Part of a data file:
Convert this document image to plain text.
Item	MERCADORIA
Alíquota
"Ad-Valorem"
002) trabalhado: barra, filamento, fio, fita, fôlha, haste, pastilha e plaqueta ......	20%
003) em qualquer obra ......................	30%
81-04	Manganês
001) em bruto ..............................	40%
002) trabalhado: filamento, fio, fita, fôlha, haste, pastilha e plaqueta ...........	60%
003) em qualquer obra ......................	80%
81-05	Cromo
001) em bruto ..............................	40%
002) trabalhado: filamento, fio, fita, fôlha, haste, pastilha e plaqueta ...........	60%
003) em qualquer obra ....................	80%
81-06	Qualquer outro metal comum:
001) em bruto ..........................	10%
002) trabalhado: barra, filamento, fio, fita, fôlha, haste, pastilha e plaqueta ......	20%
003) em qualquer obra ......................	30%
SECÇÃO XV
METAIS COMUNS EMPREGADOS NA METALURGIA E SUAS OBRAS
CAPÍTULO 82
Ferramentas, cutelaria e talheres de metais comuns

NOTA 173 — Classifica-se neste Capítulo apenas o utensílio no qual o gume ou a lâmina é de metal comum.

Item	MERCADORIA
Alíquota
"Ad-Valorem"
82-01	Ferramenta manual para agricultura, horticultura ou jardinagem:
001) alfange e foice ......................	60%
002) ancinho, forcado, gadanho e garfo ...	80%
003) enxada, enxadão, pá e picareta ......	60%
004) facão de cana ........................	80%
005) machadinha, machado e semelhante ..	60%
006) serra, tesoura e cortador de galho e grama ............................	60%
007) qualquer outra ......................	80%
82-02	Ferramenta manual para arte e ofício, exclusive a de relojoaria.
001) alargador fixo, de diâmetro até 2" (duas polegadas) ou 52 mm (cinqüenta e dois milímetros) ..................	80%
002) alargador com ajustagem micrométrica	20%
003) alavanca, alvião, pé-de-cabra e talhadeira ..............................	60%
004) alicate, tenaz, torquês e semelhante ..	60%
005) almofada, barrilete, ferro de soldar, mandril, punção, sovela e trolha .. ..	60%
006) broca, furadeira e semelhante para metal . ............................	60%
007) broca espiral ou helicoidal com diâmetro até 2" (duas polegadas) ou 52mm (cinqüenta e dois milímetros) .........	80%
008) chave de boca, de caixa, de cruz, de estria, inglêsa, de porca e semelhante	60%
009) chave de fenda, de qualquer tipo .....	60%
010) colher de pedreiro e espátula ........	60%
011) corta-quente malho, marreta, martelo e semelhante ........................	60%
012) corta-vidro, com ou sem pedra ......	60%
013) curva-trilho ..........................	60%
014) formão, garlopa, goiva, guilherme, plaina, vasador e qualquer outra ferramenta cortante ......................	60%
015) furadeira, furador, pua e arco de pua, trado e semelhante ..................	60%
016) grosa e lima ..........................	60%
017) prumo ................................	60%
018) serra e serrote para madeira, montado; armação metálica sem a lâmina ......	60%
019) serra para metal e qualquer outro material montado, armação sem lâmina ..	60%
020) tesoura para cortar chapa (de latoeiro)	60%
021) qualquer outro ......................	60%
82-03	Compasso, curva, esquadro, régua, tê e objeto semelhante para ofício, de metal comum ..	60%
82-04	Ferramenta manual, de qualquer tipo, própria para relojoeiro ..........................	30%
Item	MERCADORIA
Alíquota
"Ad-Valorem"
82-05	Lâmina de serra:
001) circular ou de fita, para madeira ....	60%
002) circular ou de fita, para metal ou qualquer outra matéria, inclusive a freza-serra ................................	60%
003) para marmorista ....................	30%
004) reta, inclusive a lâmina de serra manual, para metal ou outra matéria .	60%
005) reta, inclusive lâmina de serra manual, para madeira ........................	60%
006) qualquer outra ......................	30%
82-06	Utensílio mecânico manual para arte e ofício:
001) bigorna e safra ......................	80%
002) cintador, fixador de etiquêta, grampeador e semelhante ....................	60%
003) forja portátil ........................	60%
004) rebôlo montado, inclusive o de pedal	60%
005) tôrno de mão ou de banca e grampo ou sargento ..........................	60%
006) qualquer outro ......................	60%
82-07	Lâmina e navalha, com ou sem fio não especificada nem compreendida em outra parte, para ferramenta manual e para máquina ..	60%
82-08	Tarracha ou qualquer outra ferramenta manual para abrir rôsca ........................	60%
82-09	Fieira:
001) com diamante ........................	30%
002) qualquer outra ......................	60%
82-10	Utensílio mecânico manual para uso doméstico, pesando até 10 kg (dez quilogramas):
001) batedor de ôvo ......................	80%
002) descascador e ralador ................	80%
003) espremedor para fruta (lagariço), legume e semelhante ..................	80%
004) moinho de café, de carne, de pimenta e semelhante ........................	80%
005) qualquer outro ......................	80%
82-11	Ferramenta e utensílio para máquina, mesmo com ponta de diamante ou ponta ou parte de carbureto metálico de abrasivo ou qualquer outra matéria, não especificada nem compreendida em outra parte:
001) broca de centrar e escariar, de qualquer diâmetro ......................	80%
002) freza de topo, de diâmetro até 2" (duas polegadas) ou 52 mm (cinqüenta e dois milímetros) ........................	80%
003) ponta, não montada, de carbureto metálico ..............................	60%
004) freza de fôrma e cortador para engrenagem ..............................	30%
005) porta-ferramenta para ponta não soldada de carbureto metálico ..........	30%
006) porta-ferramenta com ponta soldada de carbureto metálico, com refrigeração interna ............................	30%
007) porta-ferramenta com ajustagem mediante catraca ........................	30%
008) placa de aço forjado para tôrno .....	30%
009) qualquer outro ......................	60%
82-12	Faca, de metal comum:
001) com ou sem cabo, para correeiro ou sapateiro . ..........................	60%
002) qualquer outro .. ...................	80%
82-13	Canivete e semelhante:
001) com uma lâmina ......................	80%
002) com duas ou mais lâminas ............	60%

§ **Objective**: Reproduce the data, keeping every line exactly the same.

§ **Response for this exercise**:
Convert this document image to plain text.
Item	MERCADORIA
Alíquota
"Ad-Valorem"
002) trabalhado: barra, filamento, fio, fita, fôlha, haste, pastilha e plaqueta ......	20%
003) em qualquer obra ......................	30%
81-04	Manganês
001) em bruto ..............................	40%
002) trabalhado: filamento, fio, fita, fôlha, haste, pastilha e plaqueta ...........	60%
003) em qualquer obra ......................	80%
81-05	Cromo
001) em bruto ..............................	40%
002) trabalhado: filamento, fio, fita, fôlha, haste, pastilha e plaqueta ...........	60%
003) em qualquer obra ....................	80%
81-06	Qualquer outro metal comum:
001) em bruto ..........................	10%
002) trabalhado: barra, filamento, fio, fita, fôlha, haste, pastilha e plaqueta ......	20%
003) em qualquer obra ......................	30%
SECÇÃO XV
METAIS COMUNS EMPREGADOS NA METALURGIA E SUAS OBRAS
CAPÍTULO 82
Ferramentas, cutelaria e talheres de metais comuns

NOTA 173 — Classifica-se neste Capítulo apenas o utensílio no qual o gume ou a lâmina é de metal comum.

Item	MERCADORIA
Alíquota
"Ad-Valorem"
82-01	Ferramenta manual para agricultura, horticultura ou jardinagem:
001) alfange e foice ......................	60%
002) ancinho, forcado, gadanho e garfo ...	80%
003) enxada, enxadão, pá e picareta ......	60%
004) facão de cana ........................	80%
005) machadinha, machado e semelhante ..	60%
006) serra, tesoura e cortador de galho e grama ............................	60%
007) qualquer outra ......................	80%
82-02	Ferramenta manual para arte e ofício, exclusive a de relojoaria.
001) alargador fixo, de diâmetro até 2" (duas polegadas) ou 52 mm (cinqüenta e dois milímetros) ..................	80%
002) alargador com ajustagem micrométrica	20%
003) alavanca, alvião, pé-de-cabra e talhadeira ..............................	60%
004) alicate, tenaz, torquês e semelhante ..	60%
005) almofada, barrilete, ferro de soldar, mandril, punção, sovela e trolha .. ..	60%
006) broca, furadeira e semelhante para metal . ............................	60%
007) broca espiral ou helicoidal com diâmetro até 2" (duas polegadas) ou 52mm (cinqüenta e dois milímetros) .........	80%
008) chave de boca, de caixa, de cruz, de estria, inglêsa, de porca e semelhante	60%
009) chave de fenda, de qualquer tipo .....	60%
010) colher de pedreiro e espátula ........	60%
011) corta-quente malho, marreta, martelo e semelhante ........................	60%
012) corta-vidro, com ou sem pedra ......	60%
013) curva-trilho ..........................	60%
014) formão, garlopa, goiva, guilherme, plaina, vasador e qualquer outra ferramenta cortante ......................	60%
015) furadeira, furador, pua e arco de pua, trado e semelhante ..................	60%
016) grosa e lima ..........................	60%
017) prumo ................................	60%
018) serra e serrote para madeira, montado; armação metálica sem a lâmina ......	60%
019) serra para metal e qualquer outro material montado, armação sem lâmina ..	60%
020) tesoura para cortar chapa (de latoeiro)	60%
021) qualquer outro ......................	60%
82-03	Compasso, curva, esquadro, régua, tê e objeto semelhante para ofício, de metal comum ..	60%
82-04	Ferramenta manual, de qualquer tipo, própria para relojoeiro ..........................	30%
Item	MERCADORIA
Alíquota
"Ad-Valorem"
82-05	Lâmina de serra:
001) circular ou de fita, para madeira ....	60%
002) circular ou de fita, para metal ou qualquer outra matéria, inclusive a freza-serra ................................	60%
003) para marmorista ....................	30%
004) reta, inclusive a lâmina de serra manual, para metal ou outra matéria .	60%
005) reta, inclusive lâmina de serra manual, para madeira ........................	60%
006) qualquer outra ......................	30%
82-06	Utensílio mecânico manual para arte e ofício:
001) bigorna e safra ......................	80%
002) cintador, fixador de etiquêta, grampeador e semelhante ....................	60%
003) forja portátil ........................	60%
004) rebôlo montado, inclusive o de pedal	60%
005) tôrno de mão ou de banca e grampo ou sargento ..........................	60%
006) qualquer outro ......................	60%
82-07	Lâmina e navalha, com ou sem fio não especificada nem compreendida em outra parte, para ferramenta manual e para máquina ..	60%
82-08	Tarracha ou qualquer outra ferramenta manual para abrir rôsca ........................	60%
82-09	Fieira:
001) com diamante ........................	30%
002) qualquer outra ......................	60%
82-10	Utensílio mecânico manual para uso doméstico, pesando até 10 kg (dez quilogramas):
001) batedor de ôvo ......................	80%
002) descascador e ralador ................	80%
003) espremedor para fruta (lagariço), legume e semelhante ..................	80%
004) moinho de café, de carne, de pimenta e semelhante ........................	80%
005) qualquer outro ......................	80%
82-11	Ferramenta e utensílio para máquina, mesmo com ponta de diamante ou ponta ou parte de carbureto metálico de abrasivo ou qualquer outra matéria, não especificada nem compreendida em outra parte:
001) broca de centrar e escariar, de qualquer diâmetro ......................	80%
002) freza de topo, de diâmetro até 2" (duas polegadas) ou 52 mm (cinqüenta e dois milímetros) ........................	80%
003) ponta, não montada, de carbureto metálico ..............................	60%
004) freza de fôrma e cortador para engrenagem ..............................	30%
005) porta-ferramenta para ponta não soldada de carbureto metálico ..........	30%
006) porta-ferramenta com ponta soldada de carbureto metálico, com refrigeração interna ............................	30%
007) porta-ferramenta com ajustagem mediante catraca ........................	30%
008) placa de aço forjado para tôrno .....	30%
009) qualquer outro ......................	60%
82-12	Faca, de metal comum:
001) com ou sem cabo, para correeiro ou sapateiro . ..........................	60%
002) qualquer outro .. ...................	80%
82-13	Canivete e semelhante:
001) com uma lâmina ......................	80%
002) com duas ou mais lâminas ............	60%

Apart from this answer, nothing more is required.